SHORT PROBLEM:
Tally the lines that hold the word "name" and reply with that figure only.

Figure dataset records
········

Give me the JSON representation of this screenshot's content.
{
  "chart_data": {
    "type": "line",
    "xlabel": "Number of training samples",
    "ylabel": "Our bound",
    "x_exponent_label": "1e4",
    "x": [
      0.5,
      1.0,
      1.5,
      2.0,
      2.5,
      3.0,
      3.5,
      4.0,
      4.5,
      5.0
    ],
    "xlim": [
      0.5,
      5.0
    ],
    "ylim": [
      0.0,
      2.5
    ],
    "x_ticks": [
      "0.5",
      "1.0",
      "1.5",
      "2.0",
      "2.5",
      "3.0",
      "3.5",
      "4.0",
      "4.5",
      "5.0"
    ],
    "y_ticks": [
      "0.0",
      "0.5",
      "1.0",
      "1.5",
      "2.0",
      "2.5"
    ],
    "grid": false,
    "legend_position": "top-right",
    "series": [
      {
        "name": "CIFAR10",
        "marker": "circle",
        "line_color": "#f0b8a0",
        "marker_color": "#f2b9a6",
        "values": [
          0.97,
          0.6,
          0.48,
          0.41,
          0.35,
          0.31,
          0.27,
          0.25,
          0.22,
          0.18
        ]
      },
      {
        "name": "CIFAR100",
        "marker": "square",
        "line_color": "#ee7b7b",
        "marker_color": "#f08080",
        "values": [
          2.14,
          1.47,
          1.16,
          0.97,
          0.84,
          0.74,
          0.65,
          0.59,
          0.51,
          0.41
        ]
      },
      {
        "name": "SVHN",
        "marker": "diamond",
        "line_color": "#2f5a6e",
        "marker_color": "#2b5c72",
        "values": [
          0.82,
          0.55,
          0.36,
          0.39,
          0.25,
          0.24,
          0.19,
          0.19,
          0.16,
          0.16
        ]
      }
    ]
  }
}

········

EXERCISE SOLUTION:
3